### Information given
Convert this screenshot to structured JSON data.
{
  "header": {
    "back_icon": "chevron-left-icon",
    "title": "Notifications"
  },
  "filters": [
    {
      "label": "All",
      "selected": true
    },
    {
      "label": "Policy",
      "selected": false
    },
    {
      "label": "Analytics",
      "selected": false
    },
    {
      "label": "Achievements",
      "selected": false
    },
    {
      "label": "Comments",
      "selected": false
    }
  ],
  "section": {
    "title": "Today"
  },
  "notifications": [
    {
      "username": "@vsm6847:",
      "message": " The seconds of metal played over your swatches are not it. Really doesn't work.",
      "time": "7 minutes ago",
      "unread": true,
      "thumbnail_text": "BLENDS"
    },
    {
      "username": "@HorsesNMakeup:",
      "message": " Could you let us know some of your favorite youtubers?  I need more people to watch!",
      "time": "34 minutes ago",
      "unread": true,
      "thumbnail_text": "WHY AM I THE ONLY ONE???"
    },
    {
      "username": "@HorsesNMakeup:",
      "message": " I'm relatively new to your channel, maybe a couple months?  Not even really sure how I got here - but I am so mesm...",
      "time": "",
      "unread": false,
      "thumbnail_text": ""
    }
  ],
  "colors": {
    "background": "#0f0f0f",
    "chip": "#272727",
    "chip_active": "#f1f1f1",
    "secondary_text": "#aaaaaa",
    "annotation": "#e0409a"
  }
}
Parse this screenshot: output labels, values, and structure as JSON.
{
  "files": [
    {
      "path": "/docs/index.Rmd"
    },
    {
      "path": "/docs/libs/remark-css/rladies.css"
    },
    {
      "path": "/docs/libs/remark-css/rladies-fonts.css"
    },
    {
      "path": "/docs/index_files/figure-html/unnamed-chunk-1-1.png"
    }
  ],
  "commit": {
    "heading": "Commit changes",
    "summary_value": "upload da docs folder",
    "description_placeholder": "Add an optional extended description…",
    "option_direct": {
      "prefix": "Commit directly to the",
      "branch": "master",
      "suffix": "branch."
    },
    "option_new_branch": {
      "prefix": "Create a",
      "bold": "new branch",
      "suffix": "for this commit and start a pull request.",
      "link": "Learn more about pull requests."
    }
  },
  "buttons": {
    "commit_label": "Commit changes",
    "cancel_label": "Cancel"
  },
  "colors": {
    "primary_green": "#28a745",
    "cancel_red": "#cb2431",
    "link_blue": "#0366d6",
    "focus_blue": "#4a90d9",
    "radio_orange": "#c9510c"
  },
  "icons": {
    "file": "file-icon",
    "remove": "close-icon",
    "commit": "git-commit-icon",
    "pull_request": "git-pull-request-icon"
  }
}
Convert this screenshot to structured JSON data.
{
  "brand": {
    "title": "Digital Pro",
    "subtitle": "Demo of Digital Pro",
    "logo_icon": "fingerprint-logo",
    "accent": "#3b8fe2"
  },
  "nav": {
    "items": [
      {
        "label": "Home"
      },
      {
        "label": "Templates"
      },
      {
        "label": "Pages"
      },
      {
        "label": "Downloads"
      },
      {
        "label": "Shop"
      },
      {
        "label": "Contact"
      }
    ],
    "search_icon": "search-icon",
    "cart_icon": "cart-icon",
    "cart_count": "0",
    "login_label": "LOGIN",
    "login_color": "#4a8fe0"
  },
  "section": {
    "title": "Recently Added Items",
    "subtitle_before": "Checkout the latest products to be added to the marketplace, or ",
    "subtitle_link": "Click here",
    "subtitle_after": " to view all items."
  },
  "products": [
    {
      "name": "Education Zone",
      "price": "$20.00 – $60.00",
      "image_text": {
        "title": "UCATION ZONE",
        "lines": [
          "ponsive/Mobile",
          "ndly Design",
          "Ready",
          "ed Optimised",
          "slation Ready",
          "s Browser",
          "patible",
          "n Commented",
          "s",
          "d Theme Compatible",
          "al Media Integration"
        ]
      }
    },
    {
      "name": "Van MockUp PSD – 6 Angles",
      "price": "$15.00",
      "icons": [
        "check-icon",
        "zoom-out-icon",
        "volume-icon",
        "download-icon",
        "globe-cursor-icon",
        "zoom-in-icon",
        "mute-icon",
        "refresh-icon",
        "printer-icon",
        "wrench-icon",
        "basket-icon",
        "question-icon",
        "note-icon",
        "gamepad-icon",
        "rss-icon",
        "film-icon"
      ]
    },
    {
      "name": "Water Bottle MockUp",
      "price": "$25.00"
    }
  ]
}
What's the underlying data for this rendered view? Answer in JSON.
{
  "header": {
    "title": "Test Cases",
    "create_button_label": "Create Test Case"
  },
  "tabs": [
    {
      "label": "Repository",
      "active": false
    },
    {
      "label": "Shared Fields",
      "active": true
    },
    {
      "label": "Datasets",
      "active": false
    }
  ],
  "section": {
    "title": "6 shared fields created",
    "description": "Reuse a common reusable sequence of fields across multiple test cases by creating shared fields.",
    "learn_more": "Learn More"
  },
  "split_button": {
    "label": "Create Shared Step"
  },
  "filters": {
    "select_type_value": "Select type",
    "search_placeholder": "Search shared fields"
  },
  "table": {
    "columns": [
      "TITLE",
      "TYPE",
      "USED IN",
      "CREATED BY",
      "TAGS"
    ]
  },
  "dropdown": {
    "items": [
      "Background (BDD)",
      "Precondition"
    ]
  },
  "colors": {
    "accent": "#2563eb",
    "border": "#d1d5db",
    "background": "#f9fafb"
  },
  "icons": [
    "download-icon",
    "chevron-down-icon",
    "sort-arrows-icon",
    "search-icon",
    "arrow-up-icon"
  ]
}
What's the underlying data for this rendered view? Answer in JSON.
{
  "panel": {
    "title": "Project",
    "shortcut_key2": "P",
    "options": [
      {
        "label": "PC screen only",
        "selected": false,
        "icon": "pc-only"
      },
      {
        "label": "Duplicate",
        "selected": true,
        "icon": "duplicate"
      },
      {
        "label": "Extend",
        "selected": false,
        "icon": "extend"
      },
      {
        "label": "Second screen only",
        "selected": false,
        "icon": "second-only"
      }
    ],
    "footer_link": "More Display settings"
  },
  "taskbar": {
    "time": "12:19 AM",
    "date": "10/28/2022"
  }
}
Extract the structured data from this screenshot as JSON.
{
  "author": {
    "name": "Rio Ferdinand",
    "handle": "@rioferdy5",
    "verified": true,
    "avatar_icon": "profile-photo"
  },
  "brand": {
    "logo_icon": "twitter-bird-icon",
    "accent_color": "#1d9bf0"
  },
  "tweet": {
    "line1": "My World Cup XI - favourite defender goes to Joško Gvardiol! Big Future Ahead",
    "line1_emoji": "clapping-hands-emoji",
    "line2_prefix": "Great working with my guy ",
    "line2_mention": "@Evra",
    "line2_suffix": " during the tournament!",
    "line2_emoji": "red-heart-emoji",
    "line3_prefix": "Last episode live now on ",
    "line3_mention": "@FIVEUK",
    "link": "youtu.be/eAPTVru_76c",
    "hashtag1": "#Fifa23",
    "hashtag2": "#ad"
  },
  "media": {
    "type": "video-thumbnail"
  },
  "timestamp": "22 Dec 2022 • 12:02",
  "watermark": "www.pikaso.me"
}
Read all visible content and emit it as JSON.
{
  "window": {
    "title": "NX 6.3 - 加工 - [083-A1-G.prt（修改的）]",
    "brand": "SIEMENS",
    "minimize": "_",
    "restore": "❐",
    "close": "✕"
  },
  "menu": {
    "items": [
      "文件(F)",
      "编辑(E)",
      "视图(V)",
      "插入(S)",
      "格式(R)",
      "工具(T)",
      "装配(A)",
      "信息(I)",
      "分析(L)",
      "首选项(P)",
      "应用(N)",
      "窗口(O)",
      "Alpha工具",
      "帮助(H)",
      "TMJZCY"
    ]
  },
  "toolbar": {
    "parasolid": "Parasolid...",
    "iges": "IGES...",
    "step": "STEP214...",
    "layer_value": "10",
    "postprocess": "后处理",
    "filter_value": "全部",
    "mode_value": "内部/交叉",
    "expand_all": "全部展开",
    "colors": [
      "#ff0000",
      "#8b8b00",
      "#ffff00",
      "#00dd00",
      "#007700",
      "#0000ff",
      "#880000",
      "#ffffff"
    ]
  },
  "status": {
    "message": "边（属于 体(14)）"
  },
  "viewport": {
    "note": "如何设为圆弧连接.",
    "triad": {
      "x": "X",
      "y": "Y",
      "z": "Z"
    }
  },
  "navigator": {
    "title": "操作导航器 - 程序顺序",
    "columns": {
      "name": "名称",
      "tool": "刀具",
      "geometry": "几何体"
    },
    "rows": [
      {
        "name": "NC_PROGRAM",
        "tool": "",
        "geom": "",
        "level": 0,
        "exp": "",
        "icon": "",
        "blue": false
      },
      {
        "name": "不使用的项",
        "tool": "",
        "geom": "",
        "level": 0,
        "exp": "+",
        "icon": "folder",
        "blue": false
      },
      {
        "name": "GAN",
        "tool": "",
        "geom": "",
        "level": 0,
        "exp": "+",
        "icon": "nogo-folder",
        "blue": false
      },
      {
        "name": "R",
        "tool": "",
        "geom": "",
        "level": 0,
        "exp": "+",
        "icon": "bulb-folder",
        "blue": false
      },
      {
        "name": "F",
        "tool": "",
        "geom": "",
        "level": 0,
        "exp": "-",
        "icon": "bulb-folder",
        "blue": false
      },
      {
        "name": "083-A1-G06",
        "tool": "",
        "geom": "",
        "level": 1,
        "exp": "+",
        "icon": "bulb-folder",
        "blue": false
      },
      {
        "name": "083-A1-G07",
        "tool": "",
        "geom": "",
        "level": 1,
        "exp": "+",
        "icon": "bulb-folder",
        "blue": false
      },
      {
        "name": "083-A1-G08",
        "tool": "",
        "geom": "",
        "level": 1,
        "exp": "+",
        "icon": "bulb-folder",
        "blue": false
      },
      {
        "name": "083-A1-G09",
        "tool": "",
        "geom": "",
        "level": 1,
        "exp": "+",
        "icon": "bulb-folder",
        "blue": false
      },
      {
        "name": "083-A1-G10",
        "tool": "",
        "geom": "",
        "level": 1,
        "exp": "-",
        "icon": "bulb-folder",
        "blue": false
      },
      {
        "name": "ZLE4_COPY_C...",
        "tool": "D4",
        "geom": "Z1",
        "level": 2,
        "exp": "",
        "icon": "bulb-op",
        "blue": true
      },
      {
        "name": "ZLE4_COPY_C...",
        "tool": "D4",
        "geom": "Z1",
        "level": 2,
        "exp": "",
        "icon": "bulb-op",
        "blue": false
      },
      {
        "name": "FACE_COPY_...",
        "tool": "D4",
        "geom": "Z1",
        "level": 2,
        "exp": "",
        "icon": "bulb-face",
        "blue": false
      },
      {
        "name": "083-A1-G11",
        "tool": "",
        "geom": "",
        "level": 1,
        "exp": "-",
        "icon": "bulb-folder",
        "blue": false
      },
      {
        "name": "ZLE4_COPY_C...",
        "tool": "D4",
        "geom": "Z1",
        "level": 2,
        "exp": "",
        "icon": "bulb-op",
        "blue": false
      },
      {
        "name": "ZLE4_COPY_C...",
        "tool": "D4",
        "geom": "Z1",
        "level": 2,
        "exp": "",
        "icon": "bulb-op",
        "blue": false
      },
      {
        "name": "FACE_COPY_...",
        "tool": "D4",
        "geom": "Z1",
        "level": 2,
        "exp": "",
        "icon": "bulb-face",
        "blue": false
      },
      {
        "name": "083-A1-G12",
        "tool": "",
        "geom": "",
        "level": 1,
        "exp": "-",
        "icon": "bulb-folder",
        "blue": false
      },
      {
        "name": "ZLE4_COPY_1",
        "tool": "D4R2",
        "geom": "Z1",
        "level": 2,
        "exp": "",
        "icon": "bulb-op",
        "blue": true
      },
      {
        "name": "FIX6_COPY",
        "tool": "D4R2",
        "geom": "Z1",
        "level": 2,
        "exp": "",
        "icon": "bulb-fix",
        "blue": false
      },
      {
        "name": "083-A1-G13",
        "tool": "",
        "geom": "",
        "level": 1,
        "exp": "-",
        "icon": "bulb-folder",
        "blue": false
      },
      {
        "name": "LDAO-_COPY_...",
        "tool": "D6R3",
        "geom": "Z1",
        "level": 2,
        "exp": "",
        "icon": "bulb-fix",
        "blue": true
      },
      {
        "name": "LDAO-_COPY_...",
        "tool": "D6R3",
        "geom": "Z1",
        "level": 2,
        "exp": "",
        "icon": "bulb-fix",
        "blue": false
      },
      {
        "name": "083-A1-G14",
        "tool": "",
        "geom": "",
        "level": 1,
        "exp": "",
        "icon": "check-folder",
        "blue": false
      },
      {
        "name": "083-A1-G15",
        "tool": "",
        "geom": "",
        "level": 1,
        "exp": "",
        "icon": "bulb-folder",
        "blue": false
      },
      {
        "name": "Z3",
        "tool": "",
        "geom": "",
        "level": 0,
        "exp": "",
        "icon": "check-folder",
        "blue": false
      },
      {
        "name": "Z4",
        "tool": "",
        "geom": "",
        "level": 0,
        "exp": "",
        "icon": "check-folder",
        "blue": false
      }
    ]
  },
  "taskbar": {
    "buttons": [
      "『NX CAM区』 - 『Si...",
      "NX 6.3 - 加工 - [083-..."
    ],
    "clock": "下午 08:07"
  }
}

### Description of the task
Pick out the lines that include the word "message" and write them out.

### Output for this task
      "message": " The seconds of metal played over your swatches are not it. Really doesn't work.",
      "message": " Could you let us know some of your favorite youtubers?  I need more people to watch!",
      "message": " I'm relatively new to your channel, maybe a couple months?  Not even really sure how I got here - but I am so mesm...",
    "message": "边（属于 体(14)）"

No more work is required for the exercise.